> **Set exercise**
Write out the full set of records exactly. Any pictures in them do not belong in the copy.

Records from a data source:
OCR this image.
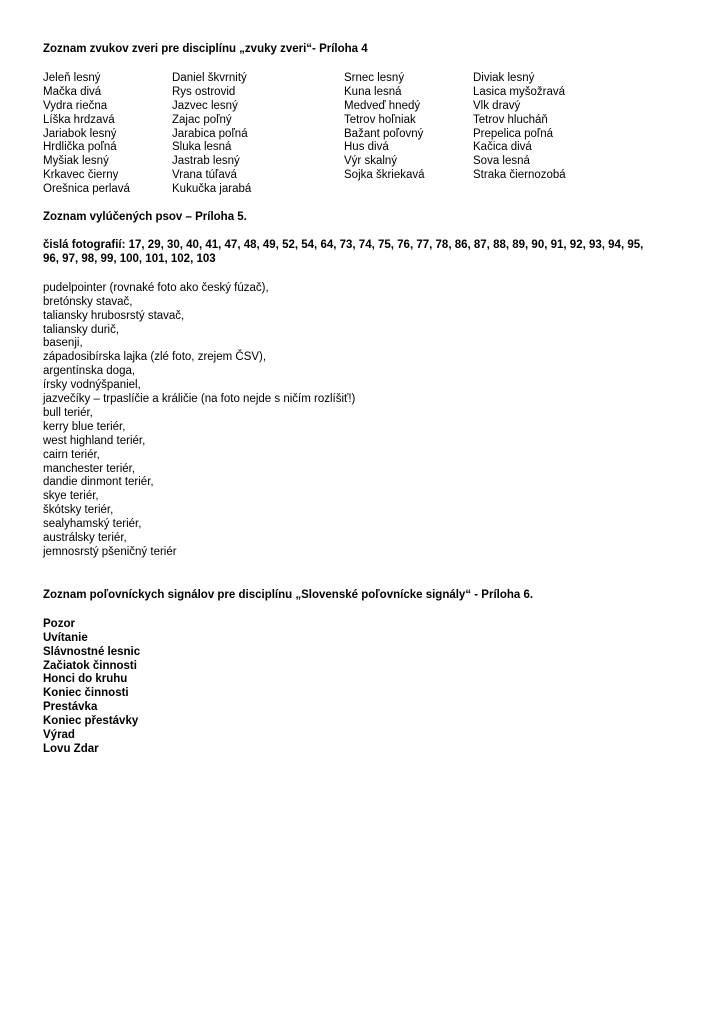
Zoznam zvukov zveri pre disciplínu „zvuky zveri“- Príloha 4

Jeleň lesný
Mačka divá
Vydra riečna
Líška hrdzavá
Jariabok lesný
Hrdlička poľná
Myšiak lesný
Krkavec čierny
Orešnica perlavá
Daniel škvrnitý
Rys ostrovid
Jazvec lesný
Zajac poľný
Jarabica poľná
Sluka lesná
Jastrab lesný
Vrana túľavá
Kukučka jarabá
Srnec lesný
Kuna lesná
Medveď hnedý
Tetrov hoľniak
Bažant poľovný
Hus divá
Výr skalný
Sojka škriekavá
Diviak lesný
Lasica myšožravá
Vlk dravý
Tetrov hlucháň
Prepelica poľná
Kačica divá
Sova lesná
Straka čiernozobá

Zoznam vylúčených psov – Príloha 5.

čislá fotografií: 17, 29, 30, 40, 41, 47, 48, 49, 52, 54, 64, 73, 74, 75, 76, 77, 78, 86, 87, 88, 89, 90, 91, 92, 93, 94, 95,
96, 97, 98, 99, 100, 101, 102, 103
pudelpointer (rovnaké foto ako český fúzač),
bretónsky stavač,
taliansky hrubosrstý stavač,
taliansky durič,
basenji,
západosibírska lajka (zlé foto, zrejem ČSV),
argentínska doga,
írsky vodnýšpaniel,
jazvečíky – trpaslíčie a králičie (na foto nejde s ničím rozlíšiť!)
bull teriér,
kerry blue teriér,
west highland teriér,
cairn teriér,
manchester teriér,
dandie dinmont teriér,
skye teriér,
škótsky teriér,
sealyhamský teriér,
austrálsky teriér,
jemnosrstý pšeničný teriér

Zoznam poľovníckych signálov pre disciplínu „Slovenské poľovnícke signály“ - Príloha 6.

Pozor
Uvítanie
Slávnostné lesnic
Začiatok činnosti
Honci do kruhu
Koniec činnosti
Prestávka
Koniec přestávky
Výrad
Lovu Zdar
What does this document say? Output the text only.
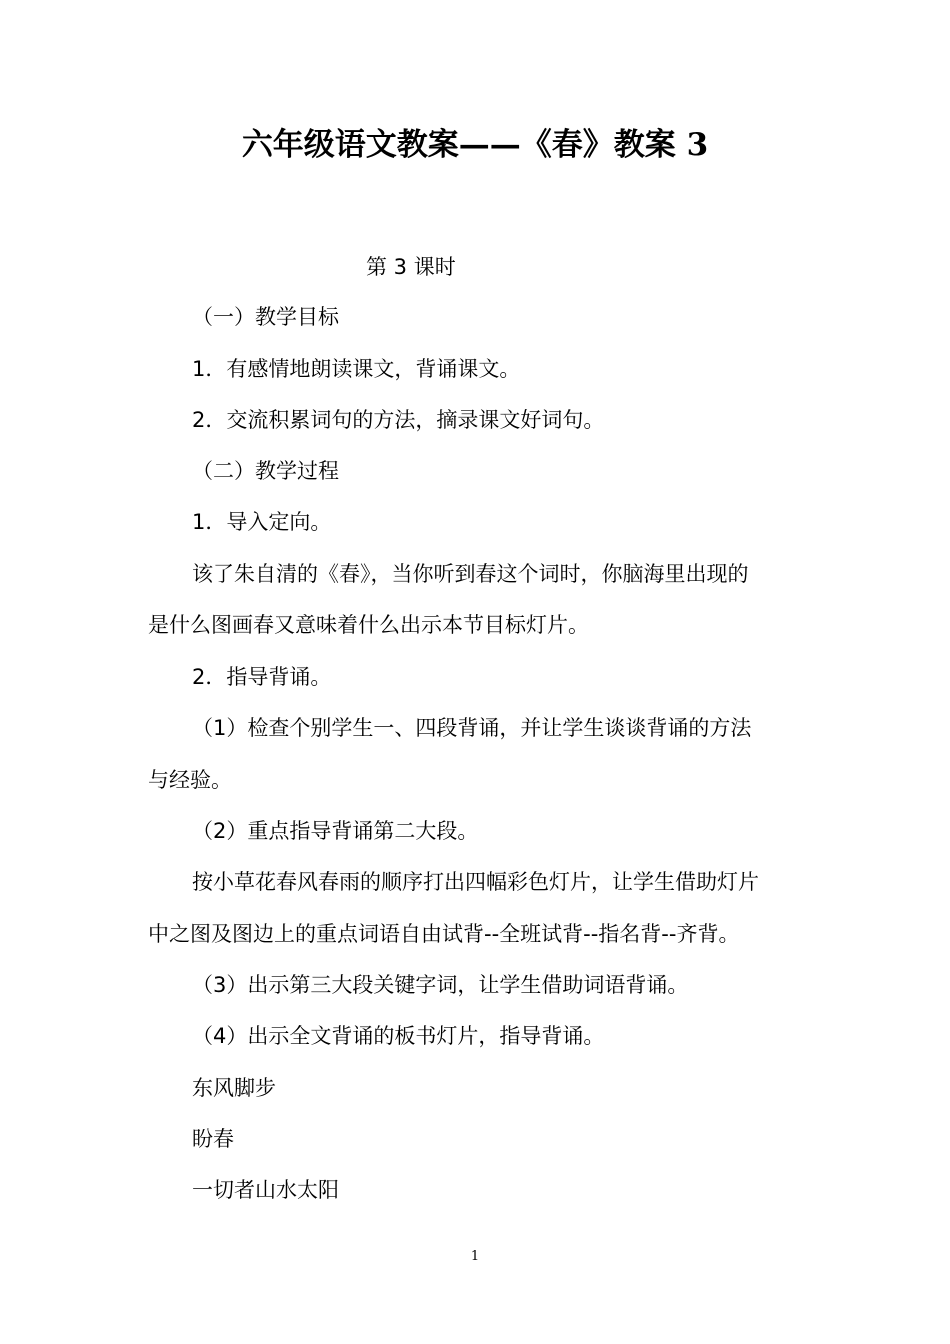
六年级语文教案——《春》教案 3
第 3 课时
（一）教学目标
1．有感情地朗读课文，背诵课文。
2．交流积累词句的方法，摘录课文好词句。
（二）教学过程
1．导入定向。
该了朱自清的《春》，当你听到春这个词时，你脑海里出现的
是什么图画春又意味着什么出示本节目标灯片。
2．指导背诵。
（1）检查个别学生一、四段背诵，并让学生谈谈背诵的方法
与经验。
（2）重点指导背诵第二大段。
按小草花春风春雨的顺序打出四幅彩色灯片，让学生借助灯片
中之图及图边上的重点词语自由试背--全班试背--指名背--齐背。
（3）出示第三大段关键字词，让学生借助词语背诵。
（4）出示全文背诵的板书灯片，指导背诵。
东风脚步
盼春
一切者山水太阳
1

> **Completed exercise**
OCR this image.
Zoznam zvukov zveri pre disciplínu „zvuky zveri“- Príloha 4

Jeleň lesný
Mačka divá
Vydra riečna
Líška hrdzavá
Jariabok lesný
Hrdlička poľná
Myšiak lesný
Krkavec čierny
Orešnica perlavá
Daniel škvrnitý
Rys ostrovid
Jazvec lesný
Zajac poľný
Jarabica poľná
Sluka lesná
Jastrab lesný
Vrana túľavá
Kukučka jarabá
Srnec lesný
Kuna lesná
Medveď hnedý
Tetrov hoľniak
Bažant poľovný
Hus divá
Výr skalný
Sojka škriekavá
Diviak lesný
Lasica myšožravá
Vlk dravý
Tetrov hlucháň
Prepelica poľná
Kačica divá
Sova lesná
Straka čiernozobá

Zoznam vylúčených psov – Príloha 5.

čislá fotografií: 17, 29, 30, 40, 41, 47, 48, 49, 52, 54, 64, 73, 74, 75, 76, 77, 78, 86, 87, 88, 89, 90, 91, 92, 93, 94, 95,
96, 97, 98, 99, 100, 101, 102, 103
pudelpointer (rovnaké foto ako český fúzač),
bretónsky stavač,
taliansky hrubosrstý stavač,
taliansky durič,
basenji,
západosibírska lajka (zlé foto, zrejem ČSV),
argentínska doga,
írsky vodnýšpaniel,
jazvečíky – trpaslíčie a králičie (na foto nejde s ničím rozlíšiť!)
bull teriér,
kerry blue teriér,
west highland teriér,
cairn teriér,
manchester teriér,
dandie dinmont teriér,
skye teriér,
škótsky teriér,
sealyhamský teriér,
austrálsky teriér,
jemnosrstý pšeničný teriér

Zoznam poľovníckych signálov pre disciplínu „Slovenské poľovnícke signály“ - Príloha 6.

Pozor
Uvítanie
Slávnostné lesnic
Začiatok činnosti
Honci do kruhu
Koniec činnosti
Prestávka
Koniec přestávky
Výrad
Lovu Zdar
What does this document say? Output the text only.
六年级语文教案——《春》教案 3
第 3 课时
（一）教学目标
1．有感情地朗读课文，背诵课文。
2．交流积累词句的方法，摘录课文好词句。
（二）教学过程
1．导入定向。
该了朱自清的《春》，当你听到春这个词时，你脑海里出现的
是什么图画春又意味着什么出示本节目标灯片。
2．指导背诵。
（1）检查个别学生一、四段背诵，并让学生谈谈背诵的方法
与经验。
（2）重点指导背诵第二大段。
按小草花春风春雨的顺序打出四幅彩色灯片，让学生借助灯片
中之图及图边上的重点词语自由试背--全班试背--指名背--齐背。
（3）出示第三大段关键字词，让学生借助词语背诵。
（4）出示全文背诵的板书灯片，指导背诵。
东风脚步
盼春
一切者山水太阳
1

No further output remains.